_PROBLEM REQUIREMENTS_
Read the records and write them out again exactly.

_DATA SECTION_
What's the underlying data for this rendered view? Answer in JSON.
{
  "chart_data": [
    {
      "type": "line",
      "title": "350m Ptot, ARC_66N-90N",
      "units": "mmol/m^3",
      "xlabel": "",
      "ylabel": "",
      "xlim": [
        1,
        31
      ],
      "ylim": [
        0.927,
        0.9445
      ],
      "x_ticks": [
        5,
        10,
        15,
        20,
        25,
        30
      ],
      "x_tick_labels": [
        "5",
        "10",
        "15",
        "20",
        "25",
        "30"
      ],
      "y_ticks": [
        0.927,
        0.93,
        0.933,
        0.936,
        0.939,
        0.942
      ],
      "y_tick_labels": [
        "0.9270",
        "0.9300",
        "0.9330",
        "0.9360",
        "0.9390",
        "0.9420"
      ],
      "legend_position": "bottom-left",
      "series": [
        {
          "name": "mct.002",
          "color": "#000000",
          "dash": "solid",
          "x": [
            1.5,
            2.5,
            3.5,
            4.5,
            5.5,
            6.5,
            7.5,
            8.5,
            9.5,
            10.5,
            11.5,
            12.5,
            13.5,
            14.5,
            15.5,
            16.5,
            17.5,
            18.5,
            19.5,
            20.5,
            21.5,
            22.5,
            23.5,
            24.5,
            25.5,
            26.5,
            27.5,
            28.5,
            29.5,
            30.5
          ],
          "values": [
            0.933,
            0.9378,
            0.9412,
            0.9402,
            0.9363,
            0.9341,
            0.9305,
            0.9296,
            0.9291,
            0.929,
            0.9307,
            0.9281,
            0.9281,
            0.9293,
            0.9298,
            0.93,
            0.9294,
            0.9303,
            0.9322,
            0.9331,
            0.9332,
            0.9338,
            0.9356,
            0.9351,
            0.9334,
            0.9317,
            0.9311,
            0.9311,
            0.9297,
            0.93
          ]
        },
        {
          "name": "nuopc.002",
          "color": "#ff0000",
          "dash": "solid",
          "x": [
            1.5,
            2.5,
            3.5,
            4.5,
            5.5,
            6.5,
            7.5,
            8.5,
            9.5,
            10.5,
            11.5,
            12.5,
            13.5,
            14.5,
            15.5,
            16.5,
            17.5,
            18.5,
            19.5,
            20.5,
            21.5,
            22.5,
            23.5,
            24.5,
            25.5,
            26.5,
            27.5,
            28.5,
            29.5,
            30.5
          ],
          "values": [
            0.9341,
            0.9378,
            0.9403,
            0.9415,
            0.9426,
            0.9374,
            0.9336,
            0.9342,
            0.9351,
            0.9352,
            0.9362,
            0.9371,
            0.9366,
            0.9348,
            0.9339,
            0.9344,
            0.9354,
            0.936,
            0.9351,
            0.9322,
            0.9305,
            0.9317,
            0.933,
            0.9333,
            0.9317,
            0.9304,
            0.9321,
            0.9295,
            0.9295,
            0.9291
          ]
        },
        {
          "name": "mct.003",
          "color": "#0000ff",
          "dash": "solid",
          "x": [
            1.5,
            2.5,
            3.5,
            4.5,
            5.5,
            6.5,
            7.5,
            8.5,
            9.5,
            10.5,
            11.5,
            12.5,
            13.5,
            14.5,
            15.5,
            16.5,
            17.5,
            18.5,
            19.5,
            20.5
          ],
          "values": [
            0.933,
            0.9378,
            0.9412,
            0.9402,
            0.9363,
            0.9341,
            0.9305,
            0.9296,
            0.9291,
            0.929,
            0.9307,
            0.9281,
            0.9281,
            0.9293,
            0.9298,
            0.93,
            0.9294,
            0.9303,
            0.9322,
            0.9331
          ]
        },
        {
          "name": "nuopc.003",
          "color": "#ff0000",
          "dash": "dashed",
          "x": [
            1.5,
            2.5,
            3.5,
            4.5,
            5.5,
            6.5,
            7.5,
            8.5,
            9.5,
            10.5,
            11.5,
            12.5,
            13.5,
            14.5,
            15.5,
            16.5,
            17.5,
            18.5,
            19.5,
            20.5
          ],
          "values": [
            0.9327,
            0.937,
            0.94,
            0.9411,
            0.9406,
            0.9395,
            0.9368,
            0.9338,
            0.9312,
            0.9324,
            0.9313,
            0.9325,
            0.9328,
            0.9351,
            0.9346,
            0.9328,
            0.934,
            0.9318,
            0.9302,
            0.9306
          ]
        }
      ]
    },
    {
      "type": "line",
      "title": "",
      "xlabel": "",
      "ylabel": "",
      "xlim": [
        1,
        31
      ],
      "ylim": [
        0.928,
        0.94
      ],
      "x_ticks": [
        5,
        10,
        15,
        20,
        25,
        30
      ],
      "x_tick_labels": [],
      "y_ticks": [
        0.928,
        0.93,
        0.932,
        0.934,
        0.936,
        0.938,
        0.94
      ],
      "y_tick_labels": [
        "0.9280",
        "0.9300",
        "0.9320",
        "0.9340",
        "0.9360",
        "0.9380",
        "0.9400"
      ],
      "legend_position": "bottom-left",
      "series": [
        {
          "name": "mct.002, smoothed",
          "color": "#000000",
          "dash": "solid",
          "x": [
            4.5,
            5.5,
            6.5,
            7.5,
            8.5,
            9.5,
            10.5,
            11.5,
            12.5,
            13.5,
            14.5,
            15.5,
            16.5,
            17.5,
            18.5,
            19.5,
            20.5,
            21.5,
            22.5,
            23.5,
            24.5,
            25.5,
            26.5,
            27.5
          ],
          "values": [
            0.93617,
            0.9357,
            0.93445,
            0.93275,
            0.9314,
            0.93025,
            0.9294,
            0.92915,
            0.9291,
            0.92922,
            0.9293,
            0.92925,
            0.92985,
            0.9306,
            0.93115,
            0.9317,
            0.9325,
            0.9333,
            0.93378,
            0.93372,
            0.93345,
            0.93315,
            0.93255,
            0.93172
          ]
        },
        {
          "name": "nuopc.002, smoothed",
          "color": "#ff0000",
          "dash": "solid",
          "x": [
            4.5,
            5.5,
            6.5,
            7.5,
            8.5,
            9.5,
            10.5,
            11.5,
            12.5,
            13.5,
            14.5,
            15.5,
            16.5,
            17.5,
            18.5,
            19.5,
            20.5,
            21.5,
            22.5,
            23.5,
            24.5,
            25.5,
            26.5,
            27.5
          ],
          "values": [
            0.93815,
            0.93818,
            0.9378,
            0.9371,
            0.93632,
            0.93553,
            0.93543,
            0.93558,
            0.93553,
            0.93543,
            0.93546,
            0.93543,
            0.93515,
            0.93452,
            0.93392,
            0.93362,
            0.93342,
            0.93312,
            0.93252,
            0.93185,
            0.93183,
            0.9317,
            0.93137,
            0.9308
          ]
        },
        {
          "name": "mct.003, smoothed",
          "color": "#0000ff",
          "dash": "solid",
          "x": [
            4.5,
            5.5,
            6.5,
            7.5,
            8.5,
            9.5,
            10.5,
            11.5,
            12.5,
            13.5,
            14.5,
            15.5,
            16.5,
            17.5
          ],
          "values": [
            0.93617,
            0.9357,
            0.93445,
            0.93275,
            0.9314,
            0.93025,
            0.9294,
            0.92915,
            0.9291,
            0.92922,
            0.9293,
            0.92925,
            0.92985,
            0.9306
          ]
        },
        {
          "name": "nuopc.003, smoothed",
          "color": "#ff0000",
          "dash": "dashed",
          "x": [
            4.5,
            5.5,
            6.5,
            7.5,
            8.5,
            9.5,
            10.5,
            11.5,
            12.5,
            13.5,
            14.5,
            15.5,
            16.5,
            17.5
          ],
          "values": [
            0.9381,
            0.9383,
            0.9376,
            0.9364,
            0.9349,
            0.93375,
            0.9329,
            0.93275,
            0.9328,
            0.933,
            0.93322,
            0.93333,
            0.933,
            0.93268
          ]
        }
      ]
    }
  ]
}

_FINISHED ANSWER_
What's the underlying data for this rendered view? Answer in JSON.
{
  "chart_data": [
    {
      "type": "line",
      "title": "350m Ptot, ARC_66N-90N",
      "units": "mmol/m^3",
      "xlabel": "",
      "ylabel": "",
      "xlim": [
        1,
        31
      ],
      "ylim": [
        0.927,
        0.9445
      ],
      "x_ticks": [
        5,
        10,
        15,
        20,
        25,
        30
      ],
      "x_tick_labels": [
        "5",
        "10",
        "15",
        "20",
        "25",
        "30"
      ],
      "y_ticks": [
        0.927,
        0.93,
        0.933,
        0.936,
        0.939,
        0.942
      ],
      "y_tick_labels": [
        "0.9270",
        "0.9300",
        "0.9330",
        "0.9360",
        "0.9390",
        "0.9420"
      ],
      "legend_position": "bottom-left",
      "series": [
        {
          "name": "mct.002",
          "color": "#000000",
          "dash": "solid",
          "x": [
            1.5,
            2.5,
            3.5,
            4.5,
            5.5,
            6.5,
            7.5,
            8.5,
            9.5,
            10.5,
            11.5,
            12.5,
            13.5,
            14.5,
            15.5,
            16.5,
            17.5,
            18.5,
            19.5,
            20.5,
            21.5,
            22.5,
            23.5,
            24.5,
            25.5,
            26.5,
            27.5,
            28.5,
            29.5,
            30.5
          ],
          "values": [
            0.933,
            0.9378,
            0.9412,
            0.9402,
            0.9363,
            0.9341,
            0.9305,
            0.9296,
            0.9291,
            0.929,
            0.9307,
            0.9281,
            0.9281,
            0.9293,
            0.9298,
            0.93,
            0.9294,
            0.9303,
            0.9322,
            0.9331,
            0.9332,
            0.9338,
            0.9356,
            0.9351,
            0.9334,
            0.9317,
            0.9311,
            0.9311,
            0.9297,
            0.93
          ]
        },
        {
          "name": "nuopc.002",
          "color": "#ff0000",
          "dash": "solid",
          "x": [
            1.5,
            2.5,
            3.5,
            4.5,
            5.5,
            6.5,
            7.5,
            8.5,
            9.5,
            10.5,
            11.5,
            12.5,
            13.5,
            14.5,
            15.5,
            16.5,
            17.5,
            18.5,
            19.5,
            20.5,
            21.5,
            22.5,
            23.5,
            24.5,
            25.5,
            26.5,
            27.5,
            28.5,
            29.5,
            30.5
          ],
          "values": [
            0.9341,
            0.9378,
            0.9403,
            0.9415,
            0.9426,
            0.9374,
            0.9336,
            0.9342,
            0.9351,
            0.9352,
            0.9362,
            0.9371,
            0.9366,
            0.9348,
            0.9339,
            0.9344,
            0.9354,
            0.936,
            0.9351,
            0.9322,
            0.9305,
            0.9317,
            0.933,
            0.9333,
            0.9317,
            0.9304,
            0.9321,
            0.9295,
            0.9295,
            0.9291
          ]
        },
        {
          "name": "mct.003",
          "color": "#0000ff",
          "dash": "solid",
          "x": [
            1.5,
            2.5,
            3.5,
            4.5,
            5.5,
            6.5,
            7.5,
            8.5,
            9.5,
            10.5,
            11.5,
            12.5,
            13.5,
            14.5,
            15.5,
            16.5,
            17.5,
            18.5,
            19.5,
            20.5
          ],
          "values": [
            0.933,
            0.9378,
            0.9412,
            0.9402,
            0.9363,
            0.9341,
            0.9305,
            0.9296,
            0.9291,
            0.929,
            0.9307,
            0.9281,
            0.9281,
            0.9293,
            0.9298,
            0.93,
            0.9294,
            0.9303,
            0.9322,
            0.9331
          ]
        },
        {
          "name": "nuopc.003",
          "color": "#ff0000",
          "dash": "dashed",
          "x": [
            1.5,
            2.5,
            3.5,
            4.5,
            5.5,
            6.5,
            7.5,
            8.5,
            9.5,
            10.5,
            11.5,
            12.5,
            13.5,
            14.5,
            15.5,
            16.5,
            17.5,
            18.5,
            19.5,
            20.5
          ],
          "values": [
            0.9327,
            0.937,
            0.94,
            0.9411,
            0.9406,
            0.9395,
            0.9368,
            0.9338,
            0.9312,
            0.9324,
            0.9313,
            0.9325,
            0.9328,
            0.9351,
            0.9346,
            0.9328,
            0.934,
            0.9318,
            0.9302,
            0.9306
          ]
        }
      ]
    },
    {
      "type": "line",
      "title": "",
      "xlabel": "",
      "ylabel": "",
      "xlim": [
        1,
        31
      ],
      "ylim": [
        0.928,
        0.94
      ],
      "x_ticks": [
        5,
        10,
        15,
        20,
        25,
        30
      ],
      "x_tick_labels": [],
      "y_ticks": [
        0.928,
        0.93,
        0.932,
        0.934,
        0.936,
        0.938,
        0.94
      ],
      "y_tick_labels": [
        "0.9280",
        "0.9300",
        "0.9320",
        "0.9340",
        "0.9360",
        "0.9380",
        "0.9400"
      ],
      "legend_position": "bottom-left",
      "series": [
        {
          "name": "mct.002, smoothed",
          "color": "#000000",
          "dash": "solid",
          "x": [
            4.5,
            5.5,
            6.5,
            7.5,
            8.5,
            9.5,
            10.5,
            11.5,
            12.5,
            13.5,
            14.5,
            15.5,
            16.5,
            17.5,
            18.5,
            19.5,
            20.5,
            21.5,
            22.5,
            23.5,
            24.5,
            25.5,
            26.5,
            27.5
          ],
          "values": [
            0.93617,
            0.9357,
            0.93445,
            0.93275,
            0.9314,
            0.93025,
            0.9294,
            0.92915,
            0.9291,
            0.92922,
            0.9293,
            0.92925,
            0.92985,
            0.9306,
            0.93115,
            0.9317,
            0.9325,
            0.9333,
            0.93378,
            0.93372,
            0.93345,
            0.93315,
            0.93255,
            0.93172
          ]
        },
        {
          "name": "nuopc.002, smoothed",
          "color": "#ff0000",
          "dash": "solid",
          "x": [
            4.5,
            5.5,
            6.5,
            7.5,
            8.5,
            9.5,
            10.5,
            11.5,
            12.5,
            13.5,
            14.5,
            15.5,
            16.5,
            17.5,
            18.5,
            19.5,
            20.5,
            21.5,
            22.5,
            23.5,
            24.5,
            25.5,
            26.5,
            27.5
          ],
          "values": [
            0.93815,
            0.93818,
            0.9378,
            0.9371,
            0.93632,
            0.93553,
            0.93543,
            0.93558,
            0.93553,
            0.93543,
            0.93546,
            0.93543,
            0.93515,
            0.93452,
            0.93392,
            0.93362,
            0.93342,
            0.93312,
            0.93252,
            0.93185,
            0.93183,
            0.9317,
            0.93137,
            0.9308
          ]
        },
        {
          "name": "mct.003, smoothed",
          "color": "#0000ff",
          "dash": "solid",
          "x": [
            4.5,
            5.5,
            6.5,
            7.5,
            8.5,
            9.5,
            10.5,
            11.5,
            12.5,
            13.5,
            14.5,
            15.5,
            16.5,
            17.5
          ],
          "values": [
            0.93617,
            0.9357,
            0.93445,
            0.93275,
            0.9314,
            0.93025,
            0.9294,
            0.92915,
            0.9291,
            0.92922,
            0.9293,
            0.92925,
            0.92985,
            0.9306
          ]
        },
        {
          "name": "nuopc.003, smoothed",
          "color": "#ff0000",
          "dash": "dashed",
          "x": [
            4.5,
            5.5,
            6.5,
            7.5,
            8.5,
            9.5,
            10.5,
            11.5,
            12.5,
            13.5,
            14.5,
            15.5,
            16.5,
            17.5
          ],
          "values": [
            0.9381,
            0.9383,
            0.9376,
            0.9364,
            0.9349,
            0.93375,
            0.9329,
            0.93275,
            0.9328,
            0.933,
            0.93322,
            0.93333,
            0.933,
            0.93268
          ]
        }
      ]
    }
  ]
}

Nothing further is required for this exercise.